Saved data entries
## BEGIN
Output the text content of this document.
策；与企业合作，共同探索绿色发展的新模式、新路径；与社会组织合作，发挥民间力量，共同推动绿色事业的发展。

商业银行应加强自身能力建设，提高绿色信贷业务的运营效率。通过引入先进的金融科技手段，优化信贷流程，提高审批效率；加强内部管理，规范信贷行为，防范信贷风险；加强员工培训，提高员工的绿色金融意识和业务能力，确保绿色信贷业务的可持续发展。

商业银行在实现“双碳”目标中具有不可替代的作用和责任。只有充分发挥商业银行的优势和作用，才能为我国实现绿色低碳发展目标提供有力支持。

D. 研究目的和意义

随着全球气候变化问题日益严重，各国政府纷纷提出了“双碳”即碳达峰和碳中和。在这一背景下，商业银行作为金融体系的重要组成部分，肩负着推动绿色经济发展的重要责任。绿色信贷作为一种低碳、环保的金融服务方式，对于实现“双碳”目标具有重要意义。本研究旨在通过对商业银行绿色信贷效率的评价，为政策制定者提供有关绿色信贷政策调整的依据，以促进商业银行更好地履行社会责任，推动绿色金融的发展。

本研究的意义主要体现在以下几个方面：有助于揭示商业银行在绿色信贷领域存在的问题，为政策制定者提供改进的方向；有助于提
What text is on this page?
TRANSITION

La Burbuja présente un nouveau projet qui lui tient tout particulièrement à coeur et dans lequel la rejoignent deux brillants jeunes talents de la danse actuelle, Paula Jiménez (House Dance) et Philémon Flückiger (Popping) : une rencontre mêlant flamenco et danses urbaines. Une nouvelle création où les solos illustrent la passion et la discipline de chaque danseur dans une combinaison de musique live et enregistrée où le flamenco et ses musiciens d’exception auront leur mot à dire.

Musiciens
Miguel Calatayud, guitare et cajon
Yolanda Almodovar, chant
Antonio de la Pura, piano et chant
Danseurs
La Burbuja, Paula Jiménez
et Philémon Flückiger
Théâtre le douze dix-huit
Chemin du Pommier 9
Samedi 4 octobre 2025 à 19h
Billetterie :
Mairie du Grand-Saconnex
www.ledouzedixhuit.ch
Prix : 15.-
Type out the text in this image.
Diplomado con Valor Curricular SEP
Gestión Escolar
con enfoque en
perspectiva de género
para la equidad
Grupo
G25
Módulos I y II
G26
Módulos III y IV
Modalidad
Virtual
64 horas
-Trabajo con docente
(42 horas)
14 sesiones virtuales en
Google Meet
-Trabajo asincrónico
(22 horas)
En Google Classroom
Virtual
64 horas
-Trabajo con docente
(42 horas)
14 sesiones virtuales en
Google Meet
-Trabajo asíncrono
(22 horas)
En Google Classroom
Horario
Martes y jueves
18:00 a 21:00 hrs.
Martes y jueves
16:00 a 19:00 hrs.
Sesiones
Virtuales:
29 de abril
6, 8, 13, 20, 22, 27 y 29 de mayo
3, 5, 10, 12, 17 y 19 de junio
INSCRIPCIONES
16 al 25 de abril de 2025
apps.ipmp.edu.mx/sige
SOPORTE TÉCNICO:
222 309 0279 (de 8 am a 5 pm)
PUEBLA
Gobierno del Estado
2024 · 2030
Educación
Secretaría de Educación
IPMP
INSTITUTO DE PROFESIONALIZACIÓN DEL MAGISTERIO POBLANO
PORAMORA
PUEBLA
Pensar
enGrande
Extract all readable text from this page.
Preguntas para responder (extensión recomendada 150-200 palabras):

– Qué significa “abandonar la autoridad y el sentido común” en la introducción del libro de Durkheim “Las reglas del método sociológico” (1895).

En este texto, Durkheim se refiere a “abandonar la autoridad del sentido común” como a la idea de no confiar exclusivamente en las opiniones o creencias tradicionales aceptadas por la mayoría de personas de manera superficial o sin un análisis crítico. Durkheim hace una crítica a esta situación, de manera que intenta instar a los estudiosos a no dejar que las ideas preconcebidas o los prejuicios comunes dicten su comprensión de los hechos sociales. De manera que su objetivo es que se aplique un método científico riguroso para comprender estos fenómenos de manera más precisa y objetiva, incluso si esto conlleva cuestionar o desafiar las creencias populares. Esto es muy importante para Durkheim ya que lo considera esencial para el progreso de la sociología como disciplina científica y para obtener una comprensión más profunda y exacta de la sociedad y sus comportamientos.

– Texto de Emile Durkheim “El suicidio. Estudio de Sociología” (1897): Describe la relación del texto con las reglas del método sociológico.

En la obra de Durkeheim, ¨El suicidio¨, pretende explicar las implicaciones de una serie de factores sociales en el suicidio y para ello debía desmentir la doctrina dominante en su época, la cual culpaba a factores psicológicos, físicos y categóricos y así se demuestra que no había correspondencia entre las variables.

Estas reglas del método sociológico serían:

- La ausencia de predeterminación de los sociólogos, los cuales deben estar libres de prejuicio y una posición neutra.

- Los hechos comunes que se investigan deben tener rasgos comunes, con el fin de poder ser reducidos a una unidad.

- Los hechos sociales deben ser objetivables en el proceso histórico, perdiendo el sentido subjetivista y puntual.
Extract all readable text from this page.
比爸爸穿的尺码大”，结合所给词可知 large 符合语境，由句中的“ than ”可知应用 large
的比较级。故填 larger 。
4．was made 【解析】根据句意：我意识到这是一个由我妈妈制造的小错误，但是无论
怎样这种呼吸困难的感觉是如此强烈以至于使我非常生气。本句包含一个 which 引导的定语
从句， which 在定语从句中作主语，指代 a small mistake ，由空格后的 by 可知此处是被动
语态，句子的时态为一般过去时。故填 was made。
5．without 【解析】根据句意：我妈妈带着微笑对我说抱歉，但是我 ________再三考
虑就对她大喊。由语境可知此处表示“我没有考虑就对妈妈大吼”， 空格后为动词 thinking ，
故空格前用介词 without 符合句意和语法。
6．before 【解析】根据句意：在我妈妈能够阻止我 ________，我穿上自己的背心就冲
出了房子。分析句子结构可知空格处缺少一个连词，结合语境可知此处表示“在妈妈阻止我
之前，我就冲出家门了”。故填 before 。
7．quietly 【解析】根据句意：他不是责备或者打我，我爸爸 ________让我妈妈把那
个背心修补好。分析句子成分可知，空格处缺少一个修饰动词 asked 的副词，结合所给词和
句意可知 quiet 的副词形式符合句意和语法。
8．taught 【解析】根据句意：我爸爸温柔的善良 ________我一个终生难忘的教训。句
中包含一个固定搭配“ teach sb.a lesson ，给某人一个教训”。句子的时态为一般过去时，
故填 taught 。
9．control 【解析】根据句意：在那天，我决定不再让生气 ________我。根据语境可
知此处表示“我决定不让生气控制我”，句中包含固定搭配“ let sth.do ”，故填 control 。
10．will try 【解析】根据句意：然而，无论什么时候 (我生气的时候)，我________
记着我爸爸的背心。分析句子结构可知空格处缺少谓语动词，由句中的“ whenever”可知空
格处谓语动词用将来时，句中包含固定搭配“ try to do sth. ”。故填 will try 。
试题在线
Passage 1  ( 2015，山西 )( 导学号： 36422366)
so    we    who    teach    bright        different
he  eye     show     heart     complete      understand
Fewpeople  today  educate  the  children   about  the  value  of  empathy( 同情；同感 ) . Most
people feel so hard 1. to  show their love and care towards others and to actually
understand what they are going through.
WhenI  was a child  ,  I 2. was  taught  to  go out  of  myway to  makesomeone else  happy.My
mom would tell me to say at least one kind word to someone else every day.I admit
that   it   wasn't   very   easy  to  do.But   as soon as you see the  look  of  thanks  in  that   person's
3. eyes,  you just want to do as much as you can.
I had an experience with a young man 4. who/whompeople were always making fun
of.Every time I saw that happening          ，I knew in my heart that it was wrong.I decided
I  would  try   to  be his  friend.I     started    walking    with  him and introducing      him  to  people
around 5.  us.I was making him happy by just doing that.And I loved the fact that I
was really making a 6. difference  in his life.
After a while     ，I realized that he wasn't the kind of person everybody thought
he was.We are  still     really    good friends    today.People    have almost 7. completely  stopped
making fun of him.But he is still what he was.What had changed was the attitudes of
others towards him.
## END
What this task involves
Find each line holding the string "today" and copy it out.

Solution for this problem
Fewpeople  today  educate  the  children   about  the  value  of  empathy( 同情；同感 ) . Most
he was.We are  still     really    good friends    today.People    have almost 7. completely  stopped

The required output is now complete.